### AIM OF THE EXERCISE
Are you able to retype all the records below exactly?

### MATERIAL FOR THIS TASK

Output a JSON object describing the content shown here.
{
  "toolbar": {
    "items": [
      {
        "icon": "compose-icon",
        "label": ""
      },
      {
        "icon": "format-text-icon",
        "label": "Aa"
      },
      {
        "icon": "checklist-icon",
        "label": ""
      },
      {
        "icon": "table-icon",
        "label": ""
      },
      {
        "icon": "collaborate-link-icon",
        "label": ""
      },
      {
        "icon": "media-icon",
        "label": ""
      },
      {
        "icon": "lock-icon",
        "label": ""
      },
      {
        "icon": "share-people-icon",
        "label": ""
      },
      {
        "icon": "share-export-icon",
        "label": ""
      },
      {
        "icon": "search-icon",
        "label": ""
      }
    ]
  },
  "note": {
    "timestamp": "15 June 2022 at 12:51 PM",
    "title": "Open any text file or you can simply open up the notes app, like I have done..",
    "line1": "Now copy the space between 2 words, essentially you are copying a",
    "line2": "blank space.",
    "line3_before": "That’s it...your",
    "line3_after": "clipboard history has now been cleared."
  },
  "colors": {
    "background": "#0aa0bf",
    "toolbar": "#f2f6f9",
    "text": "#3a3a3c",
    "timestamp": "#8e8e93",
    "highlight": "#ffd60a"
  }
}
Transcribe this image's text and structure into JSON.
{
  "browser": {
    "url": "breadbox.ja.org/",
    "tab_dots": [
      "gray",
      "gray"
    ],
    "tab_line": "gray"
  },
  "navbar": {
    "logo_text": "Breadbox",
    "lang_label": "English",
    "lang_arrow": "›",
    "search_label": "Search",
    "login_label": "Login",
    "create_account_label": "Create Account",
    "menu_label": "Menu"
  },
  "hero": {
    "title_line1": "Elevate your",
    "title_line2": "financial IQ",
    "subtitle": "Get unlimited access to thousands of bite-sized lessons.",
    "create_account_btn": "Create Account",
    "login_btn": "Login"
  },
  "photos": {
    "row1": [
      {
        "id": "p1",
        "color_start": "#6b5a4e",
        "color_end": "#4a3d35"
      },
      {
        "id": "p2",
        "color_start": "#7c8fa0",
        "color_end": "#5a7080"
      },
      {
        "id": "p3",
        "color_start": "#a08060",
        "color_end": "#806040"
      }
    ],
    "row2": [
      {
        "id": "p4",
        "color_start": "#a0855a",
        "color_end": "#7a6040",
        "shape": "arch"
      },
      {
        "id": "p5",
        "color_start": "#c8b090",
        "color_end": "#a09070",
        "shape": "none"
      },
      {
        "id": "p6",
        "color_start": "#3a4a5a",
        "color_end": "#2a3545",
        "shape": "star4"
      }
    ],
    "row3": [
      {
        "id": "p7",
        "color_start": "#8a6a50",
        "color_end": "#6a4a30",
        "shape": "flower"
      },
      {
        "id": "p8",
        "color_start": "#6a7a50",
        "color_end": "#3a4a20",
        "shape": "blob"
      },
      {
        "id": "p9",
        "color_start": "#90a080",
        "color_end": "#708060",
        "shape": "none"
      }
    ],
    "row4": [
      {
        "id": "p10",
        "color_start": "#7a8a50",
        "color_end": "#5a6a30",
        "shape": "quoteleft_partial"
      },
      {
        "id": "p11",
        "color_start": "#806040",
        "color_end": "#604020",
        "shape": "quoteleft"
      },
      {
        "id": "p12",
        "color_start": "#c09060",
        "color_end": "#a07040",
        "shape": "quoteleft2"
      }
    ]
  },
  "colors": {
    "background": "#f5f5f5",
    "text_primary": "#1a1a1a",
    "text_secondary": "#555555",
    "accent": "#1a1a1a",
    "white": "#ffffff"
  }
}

### IN RESPONSE
Output a JSON object describing the content shown here.
{
  "toolbar": {
    "items": [
      {
        "icon": "compose-icon",
        "label": ""
      },
      {
        "icon": "format-text-icon",
        "label": "Aa"
      },
      {
        "icon": "checklist-icon",
        "label": ""
      },
      {
        "icon": "table-icon",
        "label": ""
      },
      {
        "icon": "collaborate-link-icon",
        "label": ""
      },
      {
        "icon": "media-icon",
        "label": ""
      },
      {
        "icon": "lock-icon",
        "label": ""
      },
      {
        "icon": "share-people-icon",
        "label": ""
      },
      {
        "icon": "share-export-icon",
        "label": ""
      },
      {
        "icon": "search-icon",
        "label": ""
      }
    ]
  },
  "note": {
    "timestamp": "15 June 2022 at 12:51 PM",
    "title": "Open any text file or you can simply open up the notes app, like I have done..",
    "line1": "Now copy the space between 2 words, essentially you are copying a",
    "line2": "blank space.",
    "line3_before": "That’s it...your",
    "line3_after": "clipboard history has now been cleared."
  },
  "colors": {
    "background": "#0aa0bf",
    "toolbar": "#f2f6f9",
    "text": "#3a3a3c",
    "timestamp": "#8e8e93",
    "highlight": "#ffd60a"
  }
}
Transcribe this image's text and structure into JSON.
{
  "browser": {
    "url": "breadbox.ja.org/",
    "tab_dots": [
      "gray",
      "gray"
    ],
    "tab_line": "gray"
  },
  "navbar": {
    "logo_text": "Breadbox",
    "lang_label": "English",
    "lang_arrow": "›",
    "search_label": "Search",
    "login_label": "Login",
    "create_account_label": "Create Account",
    "menu_label": "Menu"
  },
  "hero": {
    "title_line1": "Elevate your",
    "title_line2": "financial IQ",
    "subtitle": "Get unlimited access to thousands of bite-sized lessons.",
    "create_account_btn": "Create Account",
    "login_btn": "Login"
  },
  "photos": {
    "row1": [
      {
        "id": "p1",
        "color_start": "#6b5a4e",
        "color_end": "#4a3d35"
      },
      {
        "id": "p2",
        "color_start": "#7c8fa0",
        "color_end": "#5a7080"
      },
      {
        "id": "p3",
        "color_start": "#a08060",
        "color_end": "#806040"
      }
    ],
    "row2": [
      {
        "id": "p4",
        "color_start": "#a0855a",
        "color_end": "#7a6040",
        "shape": "arch"
      },
      {
        "id": "p5",
        "color_start": "#c8b090",
        "color_end": "#a09070",
        "shape": "none"
      },
      {
        "id": "p6",
        "color_start": "#3a4a5a",
        "color_end": "#2a3545",
        "shape": "star4"
      }
    ],
    "row3": [
      {
        "id": "p7",
        "color_start": "#8a6a50",
        "color_end": "#6a4a30",
        "shape": "flower"
      },
      {
        "id": "p8",
        "color_start": "#6a7a50",
        "color_end": "#3a4a20",
        "shape": "blob"
      },
      {
        "id": "p9",
        "color_start": "#90a080",
        "color_end": "#708060",
        "shape": "none"
      }
    ],
    "row4": [
      {
        "id": "p10",
        "color_start": "#7a8a50",
        "color_end": "#5a6a30",
        "shape": "quoteleft_partial"
      },
      {
        "id": "p11",
        "color_start": "#806040",
        "color_end": "#604020",
        "shape": "quoteleft"
      },
      {
        "id": "p12",
        "color_start": "#c09060",
        "color_end": "#a07040",
        "shape": "quoteleft2"
      }
    ]
  },
  "colors": {
    "background": "#f5f5f5",
    "text_primary": "#1a1a1a",
    "text_secondary": "#555555",
    "accent": "#1a1a1a",
    "white": "#ffffff"
  }
}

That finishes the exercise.